            Diante desses dois homens “agradecidos”, é bem provável que tomemos consciência do quanto somos hoje uma geração pouco sensível à gratidão. Uma vez que a sociedade de consumo nos leva sempre a olhar aquilo que ainda não temos, nós raramente reconhecemos aquilo que temos e, por isso, raramente agradecemos. Além disso, há uma exigência pelo “resultado”. Como nós ainda não atingimos a meta, ainda não alcançamos o resultado que esperávamos, não vemos motivos para agradecer pelo simples fato de estarmos caminhando, pelos passos já dados no caminho em vista da nossa cura, da nossa libertação, da superação de um determinado problema.
            A gratidão nasce do reconhecimento. Você só pode se tornar uma pessoa agradecida na medida em que reconhece o caminho percorrido, o bem recebido, a graça alcançada, mesmo que o caminho ainda não tenha terminado e a luta esteja em andamento. O profeta Samuel teve essa sensibilidade; foi capaz desse reconhecimento quando, depois de uma etapa vencida na batalha, colocou uma pedra no local em que haviam superado aquele desafio, dizendo: “Até aqui o Senhor nos ajudou!” (1Sm 7,12). Gratidão é isso: ‘Eu ainda não venci todas as batalhas, ainda não cheguei ao final do caminho, ainda não fui curado de todas as minhas feridas, mas eu reconheço e agradeço por aquilo que “até aqui” o Senhor fez por mim!’
            Você só se torna uma pessoa agradecida quando reconhece que a vida é muito mais resultado da graça do que do mérito. Enquanto a graça faz você olhar para Deus, o mérito faz você olhar para si. Enquanto a graça faz você tomar consciência de que tudo o que você tem, você recebeu de Deus (cf. 1Cor 4,7), o mérito faz você pensar que tudo o que você tem é mérito seu, conquista sua, e Deus não tem nada a ver com isso. Portanto, você não Lhe deve nenhum agradecimento. Para evitar esse engano, Moisés alertou o povo de Israel, antes entrar na Terra Prometida: “Não aconteça que, havendo comido e estando saciado, (...) o teu coração se torne soberbo e te esqueças do Senhor teu Deus... Não vás dizer ao teu coração: ‘Foi a minha força e o poder das minhas mãos que me proporcionaram essas riquezas’. Lembra-te do Senhor teu Deus, pois é ele quem te concede força para te enriqueceres” (Dt 8,12.14.17-18). Portanto, este é o modo como a pessoa agradecida enxerga a vida: não “Eu superei tal obstáculo”, mas “Deus me fez superá-lo, e por isso sou-Lhe agradecido(a)”; não “Eu me libertei de tal situação”, mas “Deus me libertou, e por isso sou-Lhe agradecido(a)”.

Trechos de um conjunto de dados
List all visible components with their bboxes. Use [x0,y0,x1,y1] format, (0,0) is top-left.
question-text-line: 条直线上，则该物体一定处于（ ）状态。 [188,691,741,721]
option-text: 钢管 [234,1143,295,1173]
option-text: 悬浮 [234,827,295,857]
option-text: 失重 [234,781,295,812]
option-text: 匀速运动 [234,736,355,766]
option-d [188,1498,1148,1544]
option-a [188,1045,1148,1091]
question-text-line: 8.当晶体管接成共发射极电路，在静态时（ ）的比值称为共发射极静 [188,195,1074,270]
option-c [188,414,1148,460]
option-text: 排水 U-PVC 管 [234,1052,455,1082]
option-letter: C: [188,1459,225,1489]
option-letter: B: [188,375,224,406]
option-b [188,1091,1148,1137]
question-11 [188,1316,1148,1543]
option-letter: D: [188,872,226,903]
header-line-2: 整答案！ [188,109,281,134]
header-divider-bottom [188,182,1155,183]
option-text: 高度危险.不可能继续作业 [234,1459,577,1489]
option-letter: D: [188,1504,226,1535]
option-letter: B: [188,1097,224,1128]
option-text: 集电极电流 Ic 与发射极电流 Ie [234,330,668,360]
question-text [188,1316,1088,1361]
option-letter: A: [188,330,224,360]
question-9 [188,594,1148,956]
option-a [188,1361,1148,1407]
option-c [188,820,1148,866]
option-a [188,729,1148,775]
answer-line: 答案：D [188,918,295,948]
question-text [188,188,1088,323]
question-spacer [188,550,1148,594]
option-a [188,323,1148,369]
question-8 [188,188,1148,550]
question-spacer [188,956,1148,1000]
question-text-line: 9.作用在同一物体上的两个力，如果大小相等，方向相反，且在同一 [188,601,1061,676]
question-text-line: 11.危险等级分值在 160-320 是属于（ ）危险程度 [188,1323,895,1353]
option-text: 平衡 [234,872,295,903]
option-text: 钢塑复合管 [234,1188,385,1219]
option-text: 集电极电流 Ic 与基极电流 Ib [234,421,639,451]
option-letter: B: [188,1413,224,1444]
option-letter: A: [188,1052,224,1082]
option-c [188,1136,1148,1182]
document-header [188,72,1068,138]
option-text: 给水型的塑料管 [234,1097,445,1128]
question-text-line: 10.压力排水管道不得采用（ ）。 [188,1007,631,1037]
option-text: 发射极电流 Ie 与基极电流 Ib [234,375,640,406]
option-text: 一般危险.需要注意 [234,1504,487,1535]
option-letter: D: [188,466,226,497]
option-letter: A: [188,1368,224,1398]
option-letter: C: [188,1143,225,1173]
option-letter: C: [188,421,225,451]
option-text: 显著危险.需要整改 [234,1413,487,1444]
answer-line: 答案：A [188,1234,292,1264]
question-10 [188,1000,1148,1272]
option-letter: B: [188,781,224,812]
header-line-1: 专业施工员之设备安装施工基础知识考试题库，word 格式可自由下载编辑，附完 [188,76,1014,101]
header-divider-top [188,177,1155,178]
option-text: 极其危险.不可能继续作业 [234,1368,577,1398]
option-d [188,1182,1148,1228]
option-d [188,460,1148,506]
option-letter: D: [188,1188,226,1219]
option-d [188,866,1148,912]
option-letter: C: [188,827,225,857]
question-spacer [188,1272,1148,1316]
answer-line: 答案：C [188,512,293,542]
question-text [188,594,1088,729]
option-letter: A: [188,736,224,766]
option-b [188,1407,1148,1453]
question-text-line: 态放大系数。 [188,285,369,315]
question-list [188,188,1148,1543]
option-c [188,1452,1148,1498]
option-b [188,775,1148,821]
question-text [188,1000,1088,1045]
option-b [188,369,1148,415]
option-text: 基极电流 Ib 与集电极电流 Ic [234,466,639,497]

*Tarefa 1*
Responda com base no texto sobre a gratidão:
(a) De onde nasce a gratidão?
(b) Que frase o profeta Samuel disse ao colocar uma pedra no local da batalha?
(c) Em que momento Moisés alertou o povo de Israel?
*Tarefa 2*
Prossiga o texto sobre a gratidão, começando logo após a última frase dele.

*Resposta escrita 1*
(a) A gratidão nasce do reconhecimento.
(b) Ele disse: "Até aqui o Senhor nos ajudou!"
(c) Moisés fez o alerta antes de o povo entrar na Terra Prometida.

*Resposta escrita 2*
            Essa questão da gratidão, cada vez mais ausente em nós, precisa provocar um outro questionamento: na base da minha fé em Deus está a Sua “utilidade” para mim, ou nela está também a minha gratuidade para com Ele? Perguntando de outra maneira: eu procuro Deus por quem Ele é ou por algo que eu necessito d’Ele? Da mesma forma como todos nós nascemos necessitados de cuidados – e sem tais cuidados não teríamos sobrevivido –, assim também a nossa relação com Deus sempre se inicia com uma necessidade da nossa parte. Mas como é importante passarmos do nível da necessidade, do interesse, para o nível da gratuidade, da adoração! Os dez leprosos necessitavam de cura, e por isso procuraram Jesus, mas depois de receberem tal cura, somente um voltou para agradecer; somente um demonstrou ter uma fé capaz de ir além do interesse pessoal e imediato. Este homem compreendeu que mais importante do que receber uma graça, é estar com Aquele que é fonte de todas as graças; mais importante do que obter uma consolação de Deus, é buscar viver na presença do Deus de toda a consolação.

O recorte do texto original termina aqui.